##### SUPPLIED DATA
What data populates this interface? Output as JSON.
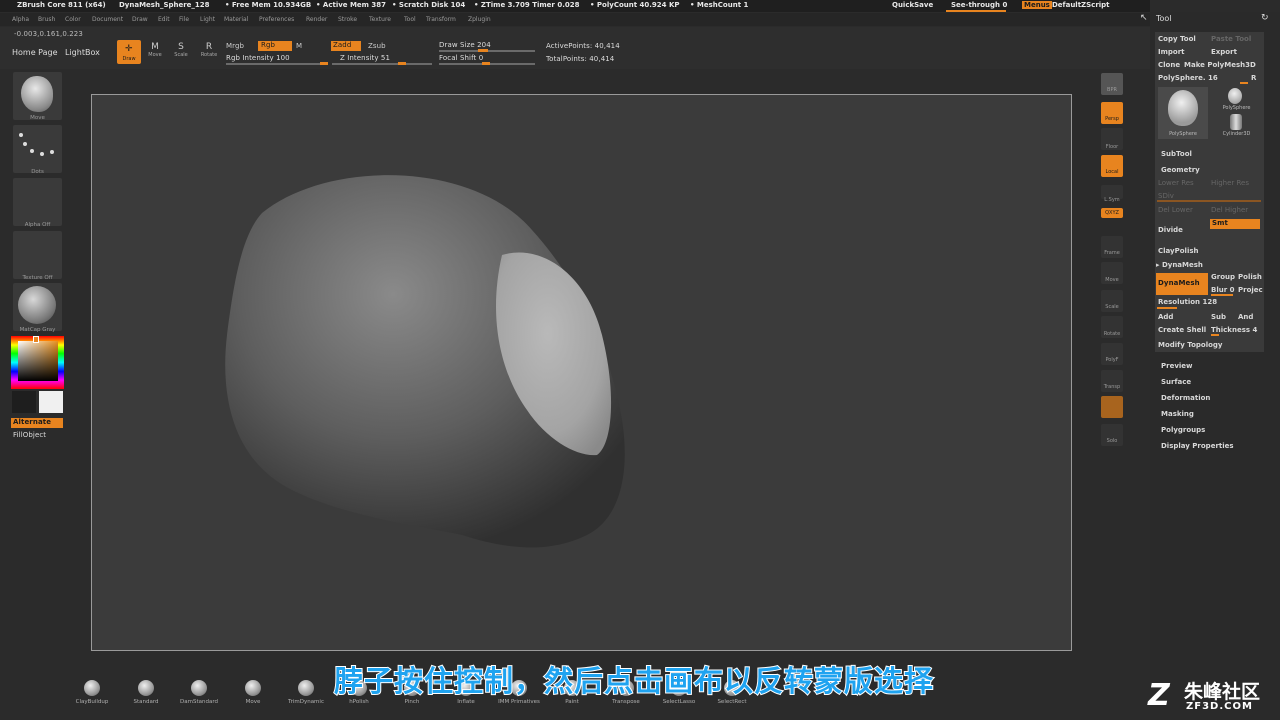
{
  "titlebar": {
    "app": "ZBrush Core 811 (x64)",
    "doc": "DynaMesh_Sphere_128",
    "free_mem": "• Free Mem 10.934GB",
    "active_mem": "• Active Mem 387",
    "scratch": "• Scratch Disk 104",
    "ztime": "• ZTime 3.709  Timer 0.028",
    "polycount": "• PolyCount 40.924 KP",
    "meshcount": "• MeshCount 1",
    "quicksave": "QuickSave",
    "see_through": "See-through  0",
    "menus": "Menus",
    "default_script": "DefaultZScript"
  },
  "menubar": [
    "Alpha",
    "Brush",
    "Color",
    "Document",
    "Draw",
    "Edit",
    "File",
    "Light",
    "Material",
    "Preferences",
    "Render",
    "Stroke",
    "Texture",
    "Tool",
    "Transform",
    "Zplugin"
  ],
  "coords": "-0.003,0.161,0.223",
  "toolbar": {
    "home": "Home Page",
    "lightbox": "LightBox",
    "draw": "Draw",
    "move": "Move",
    "scale": "Scale",
    "rotate": "Rotate",
    "mrgb": "Mrgb",
    "rgb": "Rgb",
    "m": "M",
    "rgb_intensity": "Rgb Intensity 100",
    "zadd": "Zadd",
    "zsub": "Zsub",
    "z_intensity": "Z Intensity 51",
    "draw_size": "Draw Size 204",
    "focal_shift": "Focal Shift 0",
    "active_points": "ActivePoints: 40,414",
    "total_points": "TotalPoints: 40,414"
  },
  "left_shelf": {
    "move": "Move",
    "dots": "Dots",
    "alpha": "Alpha Off",
    "texture": "Texture Off",
    "matcap": "MatCap Gray",
    "alternate": "Alternate",
    "fillobject": "FillObject"
  },
  "right_shelf": [
    "BPR",
    "Persp",
    "Floor",
    "Local",
    "L.Sym",
    "QXYZ",
    "Frame",
    "Move",
    "Scale",
    "Rotate",
    "PolyF",
    "Transp",
    "Solo"
  ],
  "tool_panel": {
    "title": "Tool",
    "copy_tool": "Copy Tool",
    "paste_tool": "Paste Tool",
    "import": "Import",
    "export": "Export",
    "clone": "Clone",
    "make_polymesh": "Make PolyMesh3D",
    "polysphere_slider": "PolySphere. 16",
    "r": "R",
    "thumb1": "PolySphere",
    "thumb2": "PolySphere",
    "thumb3": "Cylinder3D",
    "subtool": "SubTool",
    "geometry": "Geometry",
    "lower_res": "Lower Res",
    "higher_res": "Higher Res",
    "sdiv": "SDiv",
    "del_lower": "Del Lower",
    "del_higher": "Del Higher",
    "divide": "Divide",
    "smt": "Smt",
    "claypolish": "ClayPolish",
    "dynamesh_header": "▸ DynaMesh",
    "dynamesh_btn": "DynaMesh",
    "group": "Group",
    "polish": "Polish",
    "blur": "Blur 0",
    "project": "Projec",
    "resolution": "Resolution 128",
    "add": "Add",
    "sub": "Sub",
    "and": "And",
    "create_shell": "Create Shell",
    "thickness": "Thickness 4",
    "modify_topology": "Modify Topology",
    "preview": "Preview",
    "surface": "Surface",
    "deformation": "Deformation",
    "masking": "Masking",
    "polygroups": "Polygroups",
    "display_properties": "Display Properties"
  },
  "brushes": [
    "ClayBuildup",
    "Standard",
    "DamStandard",
    "Move",
    "TrimDynamic",
    "hPolish",
    "Pinch",
    "Inflate",
    "IMM Primatives",
    "Paint",
    "Transpose",
    "SelectLasso",
    "SelectRect"
  ],
  "subtitle": "脖子按住控制，然后点击画布以反转蒙版选择",
  "watermark": {
    "main": "朱峰社区",
    "sub": "ZF3D.COM"
  },
  "colors": {
    "accent": "#e8841f",
    "subtitle": "#1fa3f0"
  }
}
##########
### TASK DESCRIPTION
All records should be output exactly, with the pictures left out.

### RESPONSE
What data populates this interface? Output as JSON.
{
  "titlebar": {
    "app": "ZBrush Core 811 (x64)",
    "doc": "DynaMesh_Sphere_128",
    "free_mem": "• Free Mem 10.934GB",
    "active_mem": "• Active Mem 387",
    "scratch": "• Scratch Disk 104",
    "ztime": "• ZTime 3.709  Timer 0.028",
    "polycount": "• PolyCount 40.924 KP",
    "meshcount": "• MeshCount 1",
    "quicksave": "QuickSave",
    "see_through": "See-through  0",
    "menus": "Menus",
    "default_script": "DefaultZScript"
  },
  "menubar": [
    "Alpha",
    "Brush",
    "Color",
    "Document",
    "Draw",
    "Edit",
    "File",
    "Light",
    "Material",
    "Preferences",
    "Render",
    "Stroke",
    "Texture",
    "Tool",
    "Transform",
    "Zplugin"
  ],
  "coords": "-0.003,0.161,0.223",
  "toolbar": {
    "home": "Home Page",
    "lightbox": "LightBox",
    "draw": "Draw",
    "move": "Move",
    "scale": "Scale",
    "rotate": "Rotate",
    "mrgb": "Mrgb",
    "rgb": "Rgb",
    "m": "M",
    "rgb_intensity": "Rgb Intensity 100",
    "zadd": "Zadd",
    "zsub": "Zsub",
    "z_intensity": "Z Intensity 51",
    "draw_size": "Draw Size 204",
    "focal_shift": "Focal Shift 0",
    "active_points": "ActivePoints: 40,414",
    "total_points": "TotalPoints: 40,414"
  },
  "left_shelf": {
    "move": "Move",
    "dots": "Dots",
    "alpha": "Alpha Off",
    "texture": "Texture Off",
    "matcap": "MatCap Gray",
    "alternate": "Alternate",
    "fillobject": "FillObject"
  },
  "right_shelf": [
    "BPR",
    "Persp",
    "Floor",
    "Local",
    "L.Sym",
    "QXYZ",
    "Frame",
    "Move",
    "Scale",
    "Rotate",
    "PolyF",
    "Transp",
    "Solo"
  ],
  "tool_panel": {
    "title": "Tool",
    "copy_tool": "Copy Tool",
    "paste_tool": "Paste Tool",
    "import": "Import",
    "export": "Export",
    "clone": "Clone",
    "make_polymesh": "Make PolyMesh3D",
    "polysphere_slider": "PolySphere. 16",
    "r": "R",
    "thumb1": "PolySphere",
    "thumb2": "PolySphere",
    "thumb3": "Cylinder3D",
    "subtool": "SubTool",
    "geometry": "Geometry",
    "lower_res": "Lower Res",
    "higher_res": "Higher Res",
    "sdiv": "SDiv",
    "del_lower": "Del Lower",
    "del_higher": "Del Higher",
    "divide": "Divide",
    "smt": "Smt",
    "claypolish": "ClayPolish",
    "dynamesh_header": "▸ DynaMesh",
    "dynamesh_btn": "DynaMesh",
    "group": "Group",
    "polish": "Polish",
    "blur": "Blur 0",
    "project": "Projec",
    "resolution": "Resolution 128",
    "add": "Add",
    "sub": "Sub",
    "and": "And",
    "create_shell": "Create Shell",
    "thickness": "Thickness 4",
    "modify_topology": "Modify Topology",
    "preview": "Preview",
    "surface": "Surface",
    "deformation": "Deformation",
    "masking": "Masking",
    "polygroups": "Polygroups",
    "display_properties": "Display Properties"
  },
  "brushes": [
    "ClayBuildup",
    "Standard",
    "DamStandard",
    "Move",
    "TrimDynamic",
    "hPolish",
    "Pinch",
    "Inflate",
    "IMM Primatives",
    "Paint",
    "Transpose",
    "SelectLasso",
    "SelectRect"
  ],
  "subtitle": "脖子按住控制，然后点击画布以反转蒙版选择",
  "watermark": {
    "main": "朱峰社区",
    "sub": "ZF3D.COM"
  },
  "colors": {
    "accent": "#e8841f",
    "subtitle": "#1fa3f0"
  }
}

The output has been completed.